Copy the records below exactly, omitting any pictures they contain.

--- Exercise materials ---

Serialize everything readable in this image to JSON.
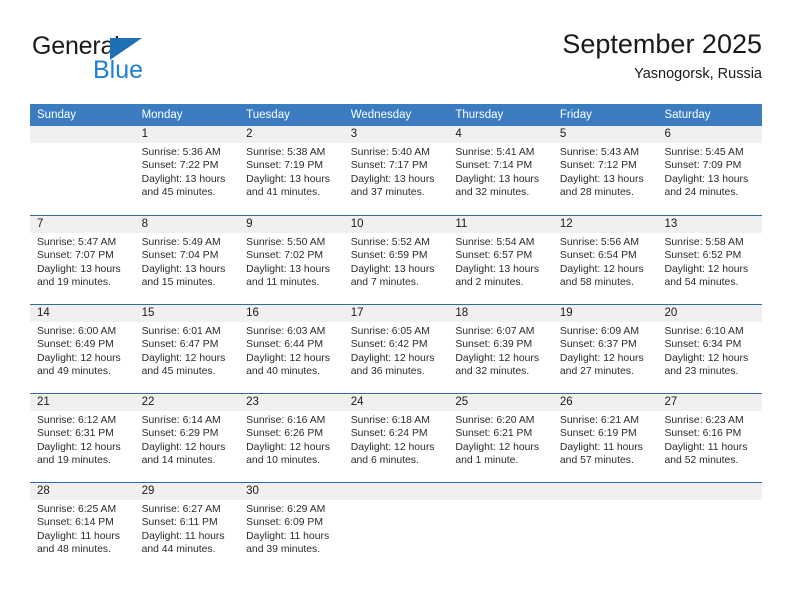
{
  "brand": {
    "name_top": "General",
    "name_bottom": "Blue",
    "triangle_icon": "blue-triangle-logo-mark",
    "color_top": "#1a1a1a",
    "color_bottom": "#1f7fd4"
  },
  "header": {
    "title": "September 2025",
    "subtitle": "Yasnogorsk, Russia"
  },
  "theme": {
    "header_blue": "#3b7cc0",
    "row_divider_blue": "#2e6cab",
    "day_band_gray": "#f0f0f0",
    "text_color": "#1a1a1a"
  },
  "weekdays": [
    "Sunday",
    "Monday",
    "Tuesday",
    "Wednesday",
    "Thursday",
    "Friday",
    "Saturday"
  ],
  "weeks": [
    [
      {
        "day": "",
        "lines": []
      },
      {
        "day": "1",
        "lines": [
          "Sunrise: 5:36 AM",
          "Sunset: 7:22 PM",
          "Daylight: 13 hours",
          "and 45 minutes."
        ]
      },
      {
        "day": "2",
        "lines": [
          "Sunrise: 5:38 AM",
          "Sunset: 7:19 PM",
          "Daylight: 13 hours",
          "and 41 minutes."
        ]
      },
      {
        "day": "3",
        "lines": [
          "Sunrise: 5:40 AM",
          "Sunset: 7:17 PM",
          "Daylight: 13 hours",
          "and 37 minutes."
        ]
      },
      {
        "day": "4",
        "lines": [
          "Sunrise: 5:41 AM",
          "Sunset: 7:14 PM",
          "Daylight: 13 hours",
          "and 32 minutes."
        ]
      },
      {
        "day": "5",
        "lines": [
          "Sunrise: 5:43 AM",
          "Sunset: 7:12 PM",
          "Daylight: 13 hours",
          "and 28 minutes."
        ]
      },
      {
        "day": "6",
        "lines": [
          "Sunrise: 5:45 AM",
          "Sunset: 7:09 PM",
          "Daylight: 13 hours",
          "and 24 minutes."
        ]
      }
    ],
    [
      {
        "day": "7",
        "lines": [
          "Sunrise: 5:47 AM",
          "Sunset: 7:07 PM",
          "Daylight: 13 hours",
          "and 19 minutes."
        ]
      },
      {
        "day": "8",
        "lines": [
          "Sunrise: 5:49 AM",
          "Sunset: 7:04 PM",
          "Daylight: 13 hours",
          "and 15 minutes."
        ]
      },
      {
        "day": "9",
        "lines": [
          "Sunrise: 5:50 AM",
          "Sunset: 7:02 PM",
          "Daylight: 13 hours",
          "and 11 minutes."
        ]
      },
      {
        "day": "10",
        "lines": [
          "Sunrise: 5:52 AM",
          "Sunset: 6:59 PM",
          "Daylight: 13 hours",
          "and 7 minutes."
        ]
      },
      {
        "day": "11",
        "lines": [
          "Sunrise: 5:54 AM",
          "Sunset: 6:57 PM",
          "Daylight: 13 hours",
          "and 2 minutes."
        ]
      },
      {
        "day": "12",
        "lines": [
          "Sunrise: 5:56 AM",
          "Sunset: 6:54 PM",
          "Daylight: 12 hours",
          "and 58 minutes."
        ]
      },
      {
        "day": "13",
        "lines": [
          "Sunrise: 5:58 AM",
          "Sunset: 6:52 PM",
          "Daylight: 12 hours",
          "and 54 minutes."
        ]
      }
    ],
    [
      {
        "day": "14",
        "lines": [
          "Sunrise: 6:00 AM",
          "Sunset: 6:49 PM",
          "Daylight: 12 hours",
          "and 49 minutes."
        ]
      },
      {
        "day": "15",
        "lines": [
          "Sunrise: 6:01 AM",
          "Sunset: 6:47 PM",
          "Daylight: 12 hours",
          "and 45 minutes."
        ]
      },
      {
        "day": "16",
        "lines": [
          "Sunrise: 6:03 AM",
          "Sunset: 6:44 PM",
          "Daylight: 12 hours",
          "and 40 minutes."
        ]
      },
      {
        "day": "17",
        "lines": [
          "Sunrise: 6:05 AM",
          "Sunset: 6:42 PM",
          "Daylight: 12 hours",
          "and 36 minutes."
        ]
      },
      {
        "day": "18",
        "lines": [
          "Sunrise: 6:07 AM",
          "Sunset: 6:39 PM",
          "Daylight: 12 hours",
          "and 32 minutes."
        ]
      },
      {
        "day": "19",
        "lines": [
          "Sunrise: 6:09 AM",
          "Sunset: 6:37 PM",
          "Daylight: 12 hours",
          "and 27 minutes."
        ]
      },
      {
        "day": "20",
        "lines": [
          "Sunrise: 6:10 AM",
          "Sunset: 6:34 PM",
          "Daylight: 12 hours",
          "and 23 minutes."
        ]
      }
    ],
    [
      {
        "day": "21",
        "lines": [
          "Sunrise: 6:12 AM",
          "Sunset: 6:31 PM",
          "Daylight: 12 hours",
          "and 19 minutes."
        ]
      },
      {
        "day": "22",
        "lines": [
          "Sunrise: 6:14 AM",
          "Sunset: 6:29 PM",
          "Daylight: 12 hours",
          "and 14 minutes."
        ]
      },
      {
        "day": "23",
        "lines": [
          "Sunrise: 6:16 AM",
          "Sunset: 6:26 PM",
          "Daylight: 12 hours",
          "and 10 minutes."
        ]
      },
      {
        "day": "24",
        "lines": [
          "Sunrise: 6:18 AM",
          "Sunset: 6:24 PM",
          "Daylight: 12 hours",
          "and 6 minutes."
        ]
      },
      {
        "day": "25",
        "lines": [
          "Sunrise: 6:20 AM",
          "Sunset: 6:21 PM",
          "Daylight: 12 hours",
          "and 1 minute."
        ]
      },
      {
        "day": "26",
        "lines": [
          "Sunrise: 6:21 AM",
          "Sunset: 6:19 PM",
          "Daylight: 11 hours",
          "and 57 minutes."
        ]
      },
      {
        "day": "27",
        "lines": [
          "Sunrise: 6:23 AM",
          "Sunset: 6:16 PM",
          "Daylight: 11 hours",
          "and 52 minutes."
        ]
      }
    ],
    [
      {
        "day": "28",
        "lines": [
          "Sunrise: 6:25 AM",
          "Sunset: 6:14 PM",
          "Daylight: 11 hours",
          "and 48 minutes."
        ]
      },
      {
        "day": "29",
        "lines": [
          "Sunrise: 6:27 AM",
          "Sunset: 6:11 PM",
          "Daylight: 11 hours",
          "and 44 minutes."
        ]
      },
      {
        "day": "30",
        "lines": [
          "Sunrise: 6:29 AM",
          "Sunset: 6:09 PM",
          "Daylight: 11 hours",
          "and 39 minutes."
        ]
      },
      {
        "day": "",
        "lines": []
      },
      {
        "day": "",
        "lines": []
      },
      {
        "day": "",
        "lines": []
      },
      {
        "day": "",
        "lines": []
      }
    ]
  ]
}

---

Answer for the task
Serialize everything readable in this image to JSON.
{
  "brand": {
    "name_top": "General",
    "name_bottom": "Blue",
    "triangle_icon": "blue-triangle-logo-mark",
    "color_top": "#1a1a1a",
    "color_bottom": "#1f7fd4"
  },
  "header": {
    "title": "September 2025",
    "subtitle": "Yasnogorsk, Russia"
  },
  "theme": {
    "header_blue": "#3b7cc0",
    "row_divider_blue": "#2e6cab",
    "day_band_gray": "#f0f0f0",
    "text_color": "#1a1a1a"
  },
  "weekdays": [
    "Sunday",
    "Monday",
    "Tuesday",
    "Wednesday",
    "Thursday",
    "Friday",
    "Saturday"
  ],
  "weeks": [
    [
      {
        "day": "",
        "lines": []
      },
      {
        "day": "1",
        "lines": [
          "Sunrise: 5:36 AM",
          "Sunset: 7:22 PM",
          "Daylight: 13 hours",
          "and 45 minutes."
        ]
      },
      {
        "day": "2",
        "lines": [
          "Sunrise: 5:38 AM",
          "Sunset: 7:19 PM",
          "Daylight: 13 hours",
          "and 41 minutes."
        ]
      },
      {
        "day": "3",
        "lines": [
          "Sunrise: 5:40 AM",
          "Sunset: 7:17 PM",
          "Daylight: 13 hours",
          "and 37 minutes."
        ]
      },
      {
        "day": "4",
        "lines": [
          "Sunrise: 5:41 AM",
          "Sunset: 7:14 PM",
          "Daylight: 13 hours",
          "and 32 minutes."
        ]
      },
      {
        "day": "5",
        "lines": [
          "Sunrise: 5:43 AM",
          "Sunset: 7:12 PM",
          "Daylight: 13 hours",
          "and 28 minutes."
        ]
      },
      {
        "day": "6",
        "lines": [
          "Sunrise: 5:45 AM",
          "Sunset: 7:09 PM",
          "Daylight: 13 hours",
          "and 24 minutes."
        ]
      }
    ],
    [
      {
        "day": "7",
        "lines": [
          "Sunrise: 5:47 AM",
          "Sunset: 7:07 PM",
          "Daylight: 13 hours",
          "and 19 minutes."
        ]
      },
      {
        "day": "8",
        "lines": [
          "Sunrise: 5:49 AM",
          "Sunset: 7:04 PM",
          "Daylight: 13 hours",
          "and 15 minutes."
        ]
      },
      {
        "day": "9",
        "lines": [
          "Sunrise: 5:50 AM",
          "Sunset: 7:02 PM",
          "Daylight: 13 hours",
          "and 11 minutes."
        ]
      },
      {
        "day": "10",
        "lines": [
          "Sunrise: 5:52 AM",
          "Sunset: 6:59 PM",
          "Daylight: 13 hours",
          "and 7 minutes."
        ]
      },
      {
        "day": "11",
        "lines": [
          "Sunrise: 5:54 AM",
          "Sunset: 6:57 PM",
          "Daylight: 13 hours",
          "and 2 minutes."
        ]
      },
      {
        "day": "12",
        "lines": [
          "Sunrise: 5:56 AM",
          "Sunset: 6:54 PM",
          "Daylight: 12 hours",
          "and 58 minutes."
        ]
      },
      {
        "day": "13",
        "lines": [
          "Sunrise: 5:58 AM",
          "Sunset: 6:52 PM",
          "Daylight: 12 hours",
          "and 54 minutes."
        ]
      }
    ],
    [
      {
        "day": "14",
        "lines": [
          "Sunrise: 6:00 AM",
          "Sunset: 6:49 PM",
          "Daylight: 12 hours",
          "and 49 minutes."
        ]
      },
      {
        "day": "15",
        "lines": [
          "Sunrise: 6:01 AM",
          "Sunset: 6:47 PM",
          "Daylight: 12 hours",
          "and 45 minutes."
        ]
      },
      {
        "day": "16",
        "lines": [
          "Sunrise: 6:03 AM",
          "Sunset: 6:44 PM",
          "Daylight: 12 hours",
          "and 40 minutes."
        ]
      },
      {
        "day": "17",
        "lines": [
          "Sunrise: 6:05 AM",
          "Sunset: 6:42 PM",
          "Daylight: 12 hours",
          "and 36 minutes."
        ]
      },
      {
        "day": "18",
        "lines": [
          "Sunrise: 6:07 AM",
          "Sunset: 6:39 PM",
          "Daylight: 12 hours",
          "and 32 minutes."
        ]
      },
      {
        "day": "19",
        "lines": [
          "Sunrise: 6:09 AM",
          "Sunset: 6:37 PM",
          "Daylight: 12 hours",
          "and 27 minutes."
        ]
      },
      {
        "day": "20",
        "lines": [
          "Sunrise: 6:10 AM",
          "Sunset: 6:34 PM",
          "Daylight: 12 hours",
          "and 23 minutes."
        ]
      }
    ],
    [
      {
        "day": "21",
        "lines": [
          "Sunrise: 6:12 AM",
          "Sunset: 6:31 PM",
          "Daylight: 12 hours",
          "and 19 minutes."
        ]
      },
      {
        "day": "22",
        "lines": [
          "Sunrise: 6:14 AM",
          "Sunset: 6:29 PM",
          "Daylight: 12 hours",
          "and 14 minutes."
        ]
      },
      {
        "day": "23",
        "lines": [
          "Sunrise: 6:16 AM",
          "Sunset: 6:26 PM",
          "Daylight: 12 hours",
          "and 10 minutes."
        ]
      },
      {
        "day": "24",
        "lines": [
          "Sunrise: 6:18 AM",
          "Sunset: 6:24 PM",
          "Daylight: 12 hours",
          "and 6 minutes."
        ]
      },
      {
        "day": "25",
        "lines": [
          "Sunrise: 6:20 AM",
          "Sunset: 6:21 PM",
          "Daylight: 12 hours",
          "and 1 minute."
        ]
      },
      {
        "day": "26",
        "lines": [
          "Sunrise: 6:21 AM",
          "Sunset: 6:19 PM",
          "Daylight: 11 hours",
          "and 57 minutes."
        ]
      },
      {
        "day": "27",
        "lines": [
          "Sunrise: 6:23 AM",
          "Sunset: 6:16 PM",
          "Daylight: 11 hours",
          "and 52 minutes."
        ]
      }
    ],
    [
      {
        "day": "28",
        "lines": [
          "Sunrise: 6:25 AM",
          "Sunset: 6:14 PM",
          "Daylight: 11 hours",
          "and 48 minutes."
        ]
      },
      {
        "day": "29",
        "lines": [
          "Sunrise: 6:27 AM",
          "Sunset: 6:11 PM",
          "Daylight: 11 hours",
          "and 44 minutes."
        ]
      },
      {
        "day": "30",
        "lines": [
          "Sunrise: 6:29 AM",
          "Sunset: 6:09 PM",
          "Daylight: 11 hours",
          "and 39 minutes."
        ]
      },
      {
        "day": "",
        "lines": []
      },
      {
        "day": "",
        "lines": []
      },
      {
        "day": "",
        "lines": []
      },
      {
        "day": "",
        "lines": []
      }
    ]
  ]
}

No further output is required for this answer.